- **Exercise**
Your task is to transcribe the data in full.

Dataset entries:
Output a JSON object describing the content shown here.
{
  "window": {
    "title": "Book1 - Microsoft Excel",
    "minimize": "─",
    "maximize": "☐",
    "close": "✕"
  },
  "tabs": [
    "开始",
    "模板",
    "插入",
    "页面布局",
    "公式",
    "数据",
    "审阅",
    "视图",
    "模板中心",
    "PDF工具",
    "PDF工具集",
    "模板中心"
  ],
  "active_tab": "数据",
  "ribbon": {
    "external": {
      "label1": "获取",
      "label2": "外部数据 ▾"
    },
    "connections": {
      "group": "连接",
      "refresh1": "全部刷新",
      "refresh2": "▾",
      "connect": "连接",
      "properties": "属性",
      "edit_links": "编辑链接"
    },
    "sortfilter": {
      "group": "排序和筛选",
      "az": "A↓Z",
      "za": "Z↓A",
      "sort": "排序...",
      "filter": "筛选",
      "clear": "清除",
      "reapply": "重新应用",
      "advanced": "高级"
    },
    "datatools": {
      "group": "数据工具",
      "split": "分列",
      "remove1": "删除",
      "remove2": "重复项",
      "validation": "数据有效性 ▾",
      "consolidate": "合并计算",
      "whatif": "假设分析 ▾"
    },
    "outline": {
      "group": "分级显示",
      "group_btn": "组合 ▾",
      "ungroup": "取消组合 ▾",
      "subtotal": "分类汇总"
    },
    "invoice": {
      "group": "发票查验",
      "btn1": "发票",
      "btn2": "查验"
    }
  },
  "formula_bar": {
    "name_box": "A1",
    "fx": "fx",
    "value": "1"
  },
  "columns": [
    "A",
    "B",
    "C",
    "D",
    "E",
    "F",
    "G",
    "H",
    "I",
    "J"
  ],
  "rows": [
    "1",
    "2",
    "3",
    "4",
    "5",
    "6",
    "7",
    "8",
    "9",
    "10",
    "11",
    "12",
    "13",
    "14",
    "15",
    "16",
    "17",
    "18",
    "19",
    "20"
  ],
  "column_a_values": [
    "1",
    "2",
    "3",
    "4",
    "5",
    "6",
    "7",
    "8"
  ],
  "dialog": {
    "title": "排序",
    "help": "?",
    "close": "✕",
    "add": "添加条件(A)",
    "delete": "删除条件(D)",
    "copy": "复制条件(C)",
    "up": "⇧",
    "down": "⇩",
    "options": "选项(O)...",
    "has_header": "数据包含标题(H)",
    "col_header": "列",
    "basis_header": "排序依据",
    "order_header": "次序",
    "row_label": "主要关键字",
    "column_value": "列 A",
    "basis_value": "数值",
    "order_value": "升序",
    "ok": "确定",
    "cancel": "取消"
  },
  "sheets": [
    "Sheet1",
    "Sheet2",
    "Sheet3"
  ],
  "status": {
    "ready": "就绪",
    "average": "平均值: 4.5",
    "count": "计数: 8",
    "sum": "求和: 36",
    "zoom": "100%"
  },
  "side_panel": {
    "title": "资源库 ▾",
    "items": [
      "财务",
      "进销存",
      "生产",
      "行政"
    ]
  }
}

- **Answer to the problem**
Output a JSON object describing the content shown here.
{
  "window": {
    "title": "Book1 - Microsoft Excel",
    "minimize": "─",
    "maximize": "☐",
    "close": "✕"
  },
  "tabs": [
    "开始",
    "模板",
    "插入",
    "页面布局",
    "公式",
    "数据",
    "审阅",
    "视图",
    "模板中心",
    "PDF工具",
    "PDF工具集",
    "模板中心"
  ],
  "active_tab": "数据",
  "ribbon": {
    "external": {
      "label1": "获取",
      "label2": "外部数据 ▾"
    },
    "connections": {
      "group": "连接",
      "refresh1": "全部刷新",
      "refresh2": "▾",
      "connect": "连接",
      "properties": "属性",
      "edit_links": "编辑链接"
    },
    "sortfilter": {
      "group": "排序和筛选",
      "az": "A↓Z",
      "za": "Z↓A",
      "sort": "排序...",
      "filter": "筛选",
      "clear": "清除",
      "reapply": "重新应用",
      "advanced": "高级"
    },
    "datatools": {
      "group": "数据工具",
      "split": "分列",
      "remove1": "删除",
      "remove2": "重复项",
      "validation": "数据有效性 ▾",
      "consolidate": "合并计算",
      "whatif": "假设分析 ▾"
    },
    "outline": {
      "group": "分级显示",
      "group_btn": "组合 ▾",
      "ungroup": "取消组合 ▾",
      "subtotal": "分类汇总"
    },
    "invoice": {
      "group": "发票查验",
      "btn1": "发票",
      "btn2": "查验"
    }
  },
  "formula_bar": {
    "name_box": "A1",
    "fx": "fx",
    "value": "1"
  },
  "columns": [
    "A",
    "B",
    "C",
    "D",
    "E",
    "F",
    "G",
    "H",
    "I",
    "J"
  ],
  "rows": [
    "1",
    "2",
    "3",
    "4",
    "5",
    "6",
    "7",
    "8",
    "9",
    "10",
    "11",
    "12",
    "13",
    "14",
    "15",
    "16",
    "17",
    "18",
    "19",
    "20"
  ],
  "column_a_values": [
    "1",
    "2",
    "3",
    "4",
    "5",
    "6",
    "7",
    "8"
  ],
  "dialog": {
    "title": "排序",
    "help": "?",
    "close": "✕",
    "add": "添加条件(A)",
    "delete": "删除条件(D)",
    "copy": "复制条件(C)",
    "up": "⇧",
    "down": "⇩",
    "options": "选项(O)...",
    "has_header": "数据包含标题(H)",
    "col_header": "列",
    "basis_header": "排序依据",
    "order_header": "次序",
    "row_label": "主要关键字",
    "column_value": "列 A",
    "basis_value": "数值",
    "order_value": "升序",
    "ok": "确定",
    "cancel": "取消"
  },
  "sheets": [
    "Sheet1",
    "Sheet2",
    "Sheet3"
  ],
  "status": {
    "ready": "就绪",
    "average": "平均值: 4.5",
    "count": "计数: 8",
    "sum": "求和: 36",
    "zoom": "100%"
  },
  "side_panel": {
    "title": "资源库 ▾",
    "items": [
      "财务",
      "进销存",
      "生产",
      "行政"
    ]
  }
}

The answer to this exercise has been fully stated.